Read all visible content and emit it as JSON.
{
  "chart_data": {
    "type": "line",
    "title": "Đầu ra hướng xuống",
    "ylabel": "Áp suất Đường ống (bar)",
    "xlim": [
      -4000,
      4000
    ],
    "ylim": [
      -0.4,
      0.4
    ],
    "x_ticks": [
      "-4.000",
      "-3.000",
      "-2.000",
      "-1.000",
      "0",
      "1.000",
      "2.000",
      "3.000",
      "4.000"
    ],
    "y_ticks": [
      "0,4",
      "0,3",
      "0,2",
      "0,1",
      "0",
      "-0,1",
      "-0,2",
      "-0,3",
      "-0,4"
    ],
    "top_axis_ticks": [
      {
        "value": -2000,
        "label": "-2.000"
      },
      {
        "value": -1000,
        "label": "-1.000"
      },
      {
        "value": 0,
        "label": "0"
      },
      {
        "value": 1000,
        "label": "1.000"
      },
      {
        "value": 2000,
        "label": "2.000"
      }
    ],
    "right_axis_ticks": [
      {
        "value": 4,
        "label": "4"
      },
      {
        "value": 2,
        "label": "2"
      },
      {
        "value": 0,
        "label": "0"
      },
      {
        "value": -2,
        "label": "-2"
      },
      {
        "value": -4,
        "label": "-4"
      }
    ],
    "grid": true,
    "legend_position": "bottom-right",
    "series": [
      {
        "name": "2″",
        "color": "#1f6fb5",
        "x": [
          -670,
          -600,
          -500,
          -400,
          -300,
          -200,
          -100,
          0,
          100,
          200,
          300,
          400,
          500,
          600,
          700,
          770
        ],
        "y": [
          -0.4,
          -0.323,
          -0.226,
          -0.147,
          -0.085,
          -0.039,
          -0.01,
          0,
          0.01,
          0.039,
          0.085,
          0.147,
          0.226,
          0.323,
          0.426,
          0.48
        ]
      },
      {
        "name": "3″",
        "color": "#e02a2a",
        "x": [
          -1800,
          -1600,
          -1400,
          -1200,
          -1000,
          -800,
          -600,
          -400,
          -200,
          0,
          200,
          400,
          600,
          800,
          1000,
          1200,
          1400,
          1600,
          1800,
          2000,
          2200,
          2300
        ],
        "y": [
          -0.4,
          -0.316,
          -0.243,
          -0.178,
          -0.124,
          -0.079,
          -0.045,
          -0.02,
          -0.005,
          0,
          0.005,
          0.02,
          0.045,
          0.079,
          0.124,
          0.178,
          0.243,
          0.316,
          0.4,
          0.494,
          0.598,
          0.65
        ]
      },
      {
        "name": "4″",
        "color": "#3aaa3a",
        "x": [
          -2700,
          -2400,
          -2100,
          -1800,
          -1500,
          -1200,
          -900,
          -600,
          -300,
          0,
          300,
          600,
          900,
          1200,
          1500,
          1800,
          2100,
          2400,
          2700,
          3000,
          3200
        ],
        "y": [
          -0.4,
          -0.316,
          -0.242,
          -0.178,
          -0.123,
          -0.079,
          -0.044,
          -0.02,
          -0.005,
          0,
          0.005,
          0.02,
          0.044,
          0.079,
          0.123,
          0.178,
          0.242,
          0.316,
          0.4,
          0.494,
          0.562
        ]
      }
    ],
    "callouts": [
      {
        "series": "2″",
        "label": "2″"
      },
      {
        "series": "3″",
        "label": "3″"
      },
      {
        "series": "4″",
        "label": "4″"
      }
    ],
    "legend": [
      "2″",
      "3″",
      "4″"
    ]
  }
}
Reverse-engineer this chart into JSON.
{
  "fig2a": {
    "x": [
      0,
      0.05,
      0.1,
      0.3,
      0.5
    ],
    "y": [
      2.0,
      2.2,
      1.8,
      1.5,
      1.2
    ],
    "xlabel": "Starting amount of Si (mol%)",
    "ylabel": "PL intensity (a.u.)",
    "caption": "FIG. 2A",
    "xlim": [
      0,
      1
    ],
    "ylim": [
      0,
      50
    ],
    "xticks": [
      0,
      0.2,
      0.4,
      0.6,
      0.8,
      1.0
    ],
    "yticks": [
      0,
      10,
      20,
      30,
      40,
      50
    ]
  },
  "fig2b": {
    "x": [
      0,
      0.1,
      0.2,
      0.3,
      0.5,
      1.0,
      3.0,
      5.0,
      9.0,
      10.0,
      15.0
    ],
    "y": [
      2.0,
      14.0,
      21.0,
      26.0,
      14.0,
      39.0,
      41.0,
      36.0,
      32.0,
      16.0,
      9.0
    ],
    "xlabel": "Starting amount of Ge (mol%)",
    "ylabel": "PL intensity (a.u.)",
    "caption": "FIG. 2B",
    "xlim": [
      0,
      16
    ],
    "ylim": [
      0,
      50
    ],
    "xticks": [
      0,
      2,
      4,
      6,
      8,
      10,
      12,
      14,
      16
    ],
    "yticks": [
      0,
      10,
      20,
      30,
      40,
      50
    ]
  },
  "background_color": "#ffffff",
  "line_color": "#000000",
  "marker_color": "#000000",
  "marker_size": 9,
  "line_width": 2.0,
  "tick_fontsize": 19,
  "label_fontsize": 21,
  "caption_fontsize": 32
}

### [Written task]
Starting with the line that contains "Reverse-engineer this chart into JSON.", return each line through the last one of the data above, exactly as written and nothing more.

### [Response]
Reverse-engineer this chart into JSON.
{
  "fig2a": {
    "x": [
      0,
      0.05,
      0.1,
      0.3,
      0.5
    ],
    "y": [
      2.0,
      2.2,
      1.8,
      1.5,
      1.2
    ],
    "xlabel": "Starting amount of Si (mol%)",
    "ylabel": "PL intensity (a.u.)",
    "caption": "FIG. 2A",
    "xlim": [
      0,
      1
    ],
    "ylim": [
      0,
      50
    ],
    "xticks": [
      0,
      0.2,
      0.4,
      0.6,
      0.8,
      1.0
    ],
    "yticks": [
      0,
      10,
      20,
      30,
      40,
      50
    ]
  },
  "fig2b": {
    "x": [
      0,
      0.1,
      0.2,
      0.3,
      0.5,
      1.0,
      3.0,
      5.0,
      9.0,
      10.0,
      15.0
    ],
    "y": [
      2.0,
      14.0,
      21.0,
      26.0,
      14.0,
      39.0,
      41.0,
      36.0,
      32.0,
      16.0,
      9.0
    ],
    "xlabel": "Starting amount of Ge (mol%)",
    "ylabel": "PL intensity (a.u.)",
    "caption": "FIG. 2B",
    "xlim": [
      0,
      16
    ],
    "ylim": [
      0,
      50
    ],
    "xticks": [
      0,
      2,
      4,
      6,
      8,
      10,
      12,
      14,
      16
    ],
    "yticks": [
      0,
      10,
      20,
      30,
      40,
      50
    ]
  },
  "background_color": "#ffffff",
  "line_color": "#000000",
  "marker_color": "#000000",
  "marker_size": 9,
  "line_width": 2.0,
  "tick_fontsize": 19,
  "label_fontsize": 21,
  "caption_fontsize": 32
}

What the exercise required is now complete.